━━━ Data extract

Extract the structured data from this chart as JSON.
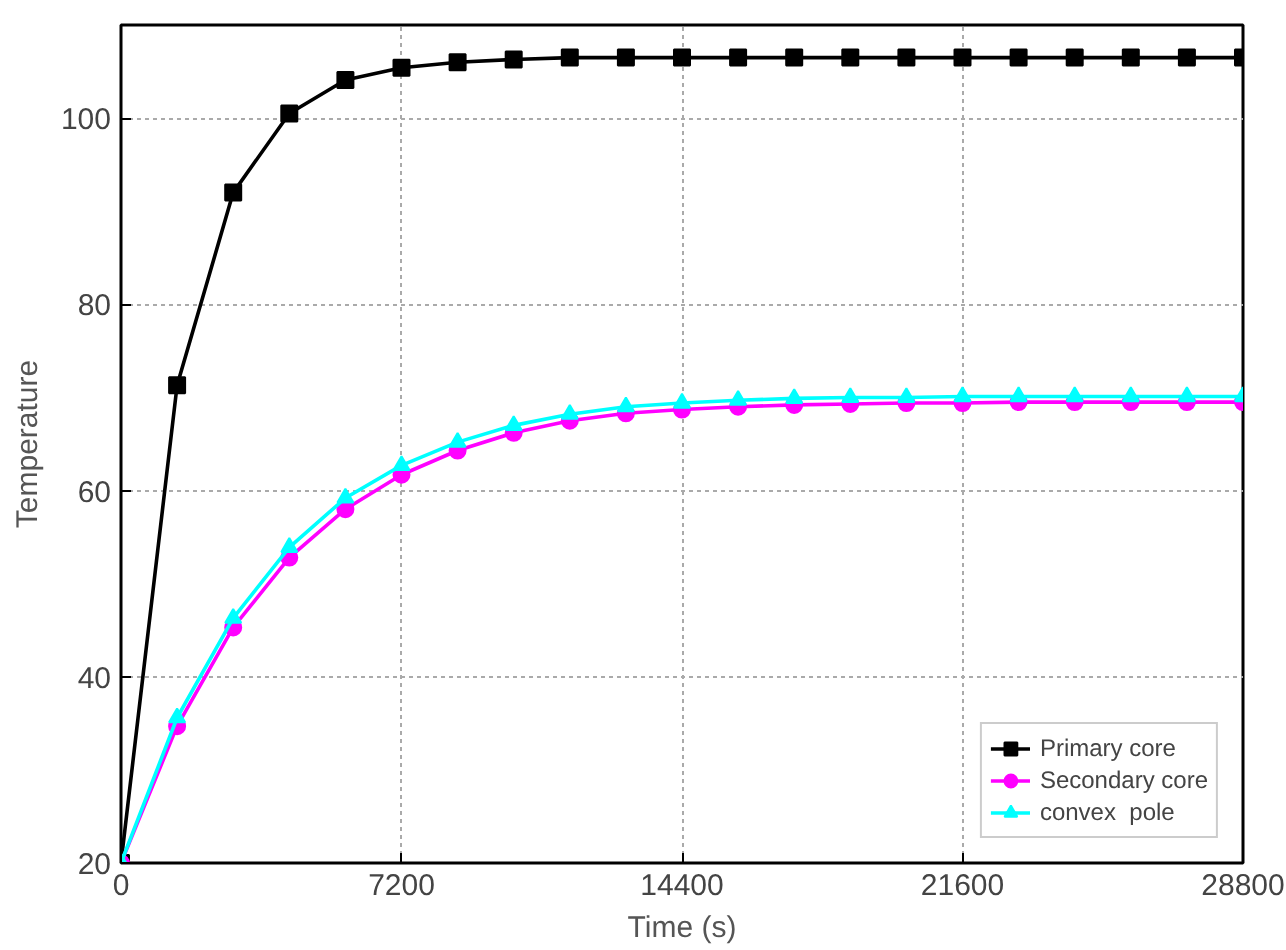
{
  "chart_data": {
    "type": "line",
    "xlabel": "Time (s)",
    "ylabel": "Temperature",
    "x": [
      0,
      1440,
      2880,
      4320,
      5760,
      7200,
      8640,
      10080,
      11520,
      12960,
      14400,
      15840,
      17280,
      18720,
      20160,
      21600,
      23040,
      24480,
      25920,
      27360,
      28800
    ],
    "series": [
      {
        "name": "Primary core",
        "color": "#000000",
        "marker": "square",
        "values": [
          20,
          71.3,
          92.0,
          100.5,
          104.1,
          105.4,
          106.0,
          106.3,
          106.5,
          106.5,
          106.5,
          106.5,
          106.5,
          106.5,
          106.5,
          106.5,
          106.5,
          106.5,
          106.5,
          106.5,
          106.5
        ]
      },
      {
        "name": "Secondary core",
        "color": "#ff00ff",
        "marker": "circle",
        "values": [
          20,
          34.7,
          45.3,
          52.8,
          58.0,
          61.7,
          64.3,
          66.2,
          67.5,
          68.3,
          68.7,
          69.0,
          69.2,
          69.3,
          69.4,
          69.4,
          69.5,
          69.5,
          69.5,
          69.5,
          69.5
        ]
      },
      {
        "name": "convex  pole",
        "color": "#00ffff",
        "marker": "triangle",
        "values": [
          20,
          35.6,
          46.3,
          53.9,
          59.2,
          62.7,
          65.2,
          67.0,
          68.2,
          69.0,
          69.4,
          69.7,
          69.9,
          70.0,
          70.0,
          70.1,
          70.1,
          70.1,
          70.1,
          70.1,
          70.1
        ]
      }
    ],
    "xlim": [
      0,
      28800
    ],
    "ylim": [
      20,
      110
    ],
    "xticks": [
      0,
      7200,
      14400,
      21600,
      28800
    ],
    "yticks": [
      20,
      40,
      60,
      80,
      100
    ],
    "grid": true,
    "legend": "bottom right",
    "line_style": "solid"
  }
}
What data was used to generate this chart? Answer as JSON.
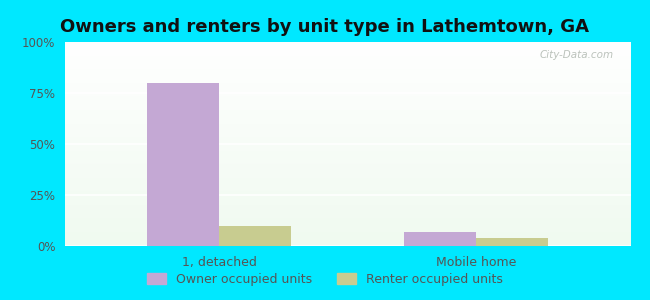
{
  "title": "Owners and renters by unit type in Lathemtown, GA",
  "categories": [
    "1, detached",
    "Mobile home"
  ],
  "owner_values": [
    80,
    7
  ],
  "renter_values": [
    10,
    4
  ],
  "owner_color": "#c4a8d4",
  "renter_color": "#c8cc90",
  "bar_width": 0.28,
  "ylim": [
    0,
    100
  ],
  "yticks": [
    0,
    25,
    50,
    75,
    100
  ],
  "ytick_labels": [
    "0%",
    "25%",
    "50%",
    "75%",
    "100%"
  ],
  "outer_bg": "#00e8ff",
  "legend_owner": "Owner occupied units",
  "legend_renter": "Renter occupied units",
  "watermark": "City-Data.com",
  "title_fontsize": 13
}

━━━━━━
━━━ Data extract

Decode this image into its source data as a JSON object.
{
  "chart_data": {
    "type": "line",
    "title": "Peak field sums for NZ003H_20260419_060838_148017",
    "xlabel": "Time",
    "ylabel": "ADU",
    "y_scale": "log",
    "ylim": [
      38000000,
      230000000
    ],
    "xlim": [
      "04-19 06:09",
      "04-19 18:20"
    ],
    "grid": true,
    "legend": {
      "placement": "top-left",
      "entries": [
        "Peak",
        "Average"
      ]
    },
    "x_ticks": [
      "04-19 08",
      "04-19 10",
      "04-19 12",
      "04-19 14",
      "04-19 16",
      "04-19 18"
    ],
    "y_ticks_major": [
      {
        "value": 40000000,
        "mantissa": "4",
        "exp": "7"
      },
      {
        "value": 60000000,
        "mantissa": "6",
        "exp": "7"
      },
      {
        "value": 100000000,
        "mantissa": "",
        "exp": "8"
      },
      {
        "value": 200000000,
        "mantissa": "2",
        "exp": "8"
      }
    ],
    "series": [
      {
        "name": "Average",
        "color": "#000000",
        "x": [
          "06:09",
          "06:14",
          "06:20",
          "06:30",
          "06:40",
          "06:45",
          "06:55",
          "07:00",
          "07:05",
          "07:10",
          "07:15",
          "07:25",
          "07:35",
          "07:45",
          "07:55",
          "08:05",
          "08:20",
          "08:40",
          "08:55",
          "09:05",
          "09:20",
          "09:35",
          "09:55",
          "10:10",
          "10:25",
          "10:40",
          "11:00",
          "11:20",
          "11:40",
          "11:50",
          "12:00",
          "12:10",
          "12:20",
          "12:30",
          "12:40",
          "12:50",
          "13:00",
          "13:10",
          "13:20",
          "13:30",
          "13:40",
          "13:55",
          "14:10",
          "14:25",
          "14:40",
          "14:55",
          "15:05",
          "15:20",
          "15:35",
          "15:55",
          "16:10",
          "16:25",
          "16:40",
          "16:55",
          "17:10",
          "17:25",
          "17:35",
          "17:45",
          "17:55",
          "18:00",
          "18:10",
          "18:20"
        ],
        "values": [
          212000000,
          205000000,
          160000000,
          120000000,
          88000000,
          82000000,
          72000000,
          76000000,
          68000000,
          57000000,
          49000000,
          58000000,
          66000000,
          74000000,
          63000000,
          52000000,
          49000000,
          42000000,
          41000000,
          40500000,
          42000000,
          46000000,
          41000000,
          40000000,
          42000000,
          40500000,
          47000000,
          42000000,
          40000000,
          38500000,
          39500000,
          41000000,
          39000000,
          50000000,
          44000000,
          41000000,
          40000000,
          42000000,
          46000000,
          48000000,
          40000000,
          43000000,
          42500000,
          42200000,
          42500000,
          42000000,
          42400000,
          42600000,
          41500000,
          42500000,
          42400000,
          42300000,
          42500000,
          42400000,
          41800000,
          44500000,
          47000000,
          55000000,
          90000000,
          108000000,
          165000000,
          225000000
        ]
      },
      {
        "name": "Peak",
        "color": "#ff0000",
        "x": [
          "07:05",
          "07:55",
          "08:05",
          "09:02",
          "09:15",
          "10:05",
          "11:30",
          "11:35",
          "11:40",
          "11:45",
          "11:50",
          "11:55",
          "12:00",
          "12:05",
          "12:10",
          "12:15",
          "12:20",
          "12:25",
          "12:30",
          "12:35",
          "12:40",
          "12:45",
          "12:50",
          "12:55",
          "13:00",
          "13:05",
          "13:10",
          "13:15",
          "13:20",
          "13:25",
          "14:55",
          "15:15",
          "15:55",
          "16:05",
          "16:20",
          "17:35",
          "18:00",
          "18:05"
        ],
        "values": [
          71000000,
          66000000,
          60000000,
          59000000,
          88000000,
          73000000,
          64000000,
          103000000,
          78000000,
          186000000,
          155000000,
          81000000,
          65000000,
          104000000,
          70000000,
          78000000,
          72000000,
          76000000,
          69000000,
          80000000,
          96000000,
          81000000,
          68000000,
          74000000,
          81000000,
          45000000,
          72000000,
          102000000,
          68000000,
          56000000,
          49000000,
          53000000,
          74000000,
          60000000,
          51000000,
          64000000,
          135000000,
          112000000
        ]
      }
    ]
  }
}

━━━━━━

Identify the lines above that contain the word "name", then copy them.

        "name": "Primary core",
        "name": "Secondary core",
        "name": "convex  pole",
        "name": "Average",
        "name": "Peak",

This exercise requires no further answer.